• **PROBLEM TO WORK ON**: Print every entry word for word, but omit the pictures.

========================================================================

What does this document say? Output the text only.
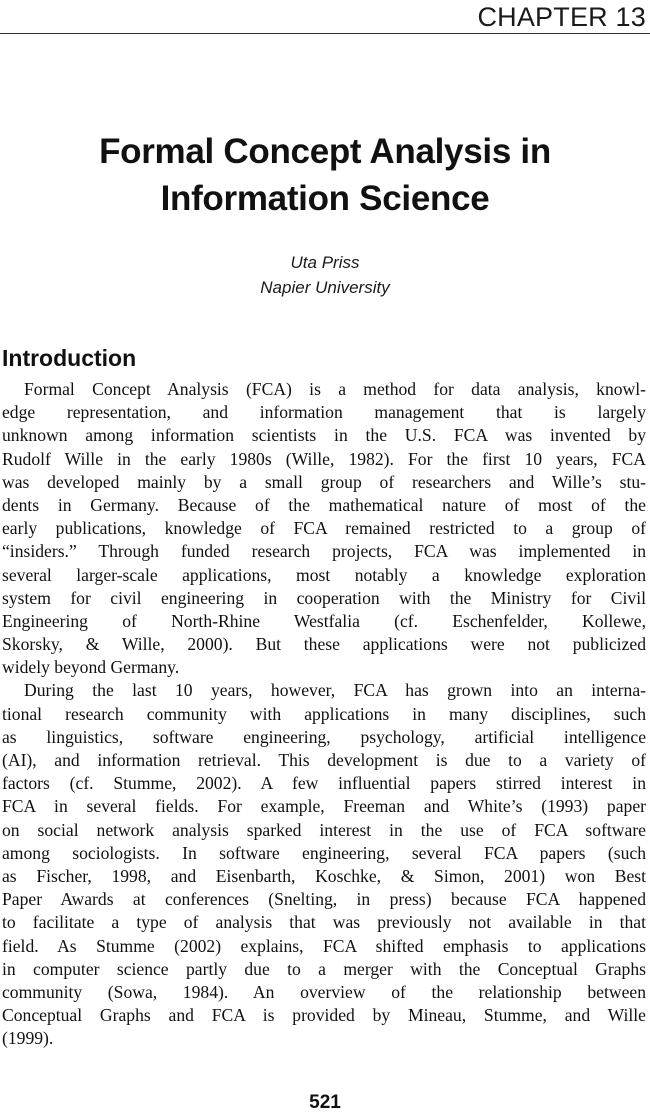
CHAPTER 13
Formal Concept Analysis in
Information Science
Uta Priss
Napier University
Introduction
Formal Concept Analysis (FCA) is a method for data analysis, knowl-
edge representation, and information management that is largely
unknown among information scientists in the U.S. FCA was invented by
Rudolf Wille in the early 1980s (Wille, 1982). For the first 10 years, FCA
was developed mainly by a small group of researchers and Wille’s stu-
dents in Germany. Because of the mathematical nature of most of the
early publications, knowledge of FCA remained restricted to a group of
“insiders.” Through funded research projects, FCA was implemented in
several larger-scale applications, most notably a knowledge exploration
system for civil engineering in cooperation with the Ministry for Civil
Engineering of North-Rhine Westfalia (cf. Eschenfelder, Kollewe,
Skorsky, & Wille, 2000). But these applications were not publicized
widely beyond Germany.
During the last 10 years, however, FCA has grown into an interna-
tional research community with applications in many disciplines, such
as linguistics, software engineering, psychology, artificial intelligence
(AI), and information retrieval. This development is due to a variety of
factors (cf. Stumme, 2002). A few influential papers stirred interest in
FCA in several fields. For example, Freeman and White’s (1993) paper
on social network analysis sparked interest in the use of FCA software
among sociologists. In software engineering, several FCA papers (such
as Fischer, 1998, and Eisenbarth, Koschke, & Simon, 2001) won Best
Paper Awards at conferences (Snelting, in press) because FCA happened
to facilitate a type of analysis that was previously not available in that
field. As Stumme (2002) explains, FCA shifted emphasis to applications
in computer science partly due to a merger with the Conceptual Graphs
community (Sowa, 1984). An overview of the relationship between
Conceptual Graphs and FCA is provided by Mineau, Stumme, and Wille
(1999).
521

========================================================================

• **THE OUTPUT**:
What does this document say? Output the text only.
CHAPTER 13
Formal Concept Analysis in
Information Science
Uta Priss
Napier University
Introduction
Formal Concept Analysis (FCA) is a method for data analysis, knowl-
edge representation, and information management that is largely
unknown among information scientists in the U.S. FCA was invented by
Rudolf Wille in the early 1980s (Wille, 1982). For the first 10 years, FCA
was developed mainly by a small group of researchers and Wille’s stu-
dents in Germany. Because of the mathematical nature of most of the
early publications, knowledge of FCA remained restricted to a group of
“insiders.” Through funded research projects, FCA was implemented in
several larger-scale applications, most notably a knowledge exploration
system for civil engineering in cooperation with the Ministry for Civil
Engineering of North-Rhine Westfalia (cf. Eschenfelder, Kollewe,
Skorsky, & Wille, 2000). But these applications were not publicized
widely beyond Germany.
During the last 10 years, however, FCA has grown into an interna-
tional research community with applications in many disciplines, such
as linguistics, software engineering, psychology, artificial intelligence
(AI), and information retrieval. This development is due to a variety of
factors (cf. Stumme, 2002). A few influential papers stirred interest in
FCA in several fields. For example, Freeman and White’s (1993) paper
on social network analysis sparked interest in the use of FCA software
among sociologists. In software engineering, several FCA papers (such
as Fischer, 1998, and Eisenbarth, Koschke, & Simon, 2001) won Best
Paper Awards at conferences (Snelting, in press) because FCA happened
to facilitate a type of analysis that was previously not available in that
field. As Stumme (2002) explains, FCA shifted emphasis to applications
in computer science partly due to a merger with the Conceptual Graphs
community (Sowa, 1984). An overview of the relationship between
Conceptual Graphs and FCA is provided by Mineau, Stumme, and Wille
(1999).
521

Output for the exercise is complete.